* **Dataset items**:
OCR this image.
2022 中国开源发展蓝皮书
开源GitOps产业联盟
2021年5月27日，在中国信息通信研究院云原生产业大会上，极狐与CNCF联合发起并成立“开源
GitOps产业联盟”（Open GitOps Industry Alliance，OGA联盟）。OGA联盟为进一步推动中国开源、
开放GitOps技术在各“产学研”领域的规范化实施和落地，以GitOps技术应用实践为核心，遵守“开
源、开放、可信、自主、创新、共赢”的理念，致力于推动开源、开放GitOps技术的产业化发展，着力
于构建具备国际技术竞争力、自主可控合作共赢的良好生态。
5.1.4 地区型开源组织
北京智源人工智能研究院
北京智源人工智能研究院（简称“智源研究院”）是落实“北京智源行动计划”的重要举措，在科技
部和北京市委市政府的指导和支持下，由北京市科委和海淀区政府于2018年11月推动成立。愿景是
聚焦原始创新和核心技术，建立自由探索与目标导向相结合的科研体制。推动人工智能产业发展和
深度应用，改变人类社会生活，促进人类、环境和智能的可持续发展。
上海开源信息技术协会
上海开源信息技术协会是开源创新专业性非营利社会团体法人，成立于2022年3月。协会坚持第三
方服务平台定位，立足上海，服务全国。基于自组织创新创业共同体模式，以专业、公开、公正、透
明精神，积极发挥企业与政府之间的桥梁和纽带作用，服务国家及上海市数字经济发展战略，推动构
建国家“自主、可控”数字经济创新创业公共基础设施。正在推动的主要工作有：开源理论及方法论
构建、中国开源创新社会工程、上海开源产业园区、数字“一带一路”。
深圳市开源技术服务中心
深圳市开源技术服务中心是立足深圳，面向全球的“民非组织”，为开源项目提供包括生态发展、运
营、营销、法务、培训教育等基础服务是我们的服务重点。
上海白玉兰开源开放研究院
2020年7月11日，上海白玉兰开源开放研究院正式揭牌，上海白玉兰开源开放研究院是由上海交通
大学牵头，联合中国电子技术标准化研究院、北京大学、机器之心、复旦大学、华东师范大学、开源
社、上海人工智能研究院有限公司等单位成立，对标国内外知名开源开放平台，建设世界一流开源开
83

* **Given request**: Repeat the entries shown above, every one, word for word.

* **Solution to this task**:
OCR this image.
2022 中国开源发展蓝皮书
开源GitOps产业联盟
2021年5月27日，在中国信息通信研究院云原生产业大会上，极狐与CNCF联合发起并成立“开源
GitOps产业联盟”（Open GitOps Industry Alliance，OGA联盟）。OGA联盟为进一步推动中国开源、
开放GitOps技术在各“产学研”领域的规范化实施和落地，以GitOps技术应用实践为核心，遵守“开
源、开放、可信、自主、创新、共赢”的理念，致力于推动开源、开放GitOps技术的产业化发展，着力
于构建具备国际技术竞争力、自主可控合作共赢的良好生态。
5.1.4 地区型开源组织
北京智源人工智能研究院
北京智源人工智能研究院（简称“智源研究院”）是落实“北京智源行动计划”的重要举措，在科技
部和北京市委市政府的指导和支持下，由北京市科委和海淀区政府于2018年11月推动成立。愿景是
聚焦原始创新和核心技术，建立自由探索与目标导向相结合的科研体制。推动人工智能产业发展和
深度应用，改变人类社会生活，促进人类、环境和智能的可持续发展。
上海开源信息技术协会
上海开源信息技术协会是开源创新专业性非营利社会团体法人，成立于2022年3月。协会坚持第三
方服务平台定位，立足上海，服务全国。基于自组织创新创业共同体模式，以专业、公开、公正、透
明精神，积极发挥企业与政府之间的桥梁和纽带作用，服务国家及上海市数字经济发展战略，推动构
建国家“自主、可控”数字经济创新创业公共基础设施。正在推动的主要工作有：开源理论及方法论
构建、中国开源创新社会工程、上海开源产业园区、数字“一带一路”。
深圳市开源技术服务中心
深圳市开源技术服务中心是立足深圳，面向全球的“民非组织”，为开源项目提供包括生态发展、运
营、营销、法务、培训教育等基础服务是我们的服务重点。
上海白玉兰开源开放研究院
2020年7月11日，上海白玉兰开源开放研究院正式揭牌，上海白玉兰开源开放研究院是由上海交通
大学牵头，联合中国电子技术标准化研究院、北京大学、机器之心、复旦大学、华东师范大学、开源
社、上海人工智能研究院有限公司等单位成立，对标国内外知名开源开放平台，建设世界一流开源开
83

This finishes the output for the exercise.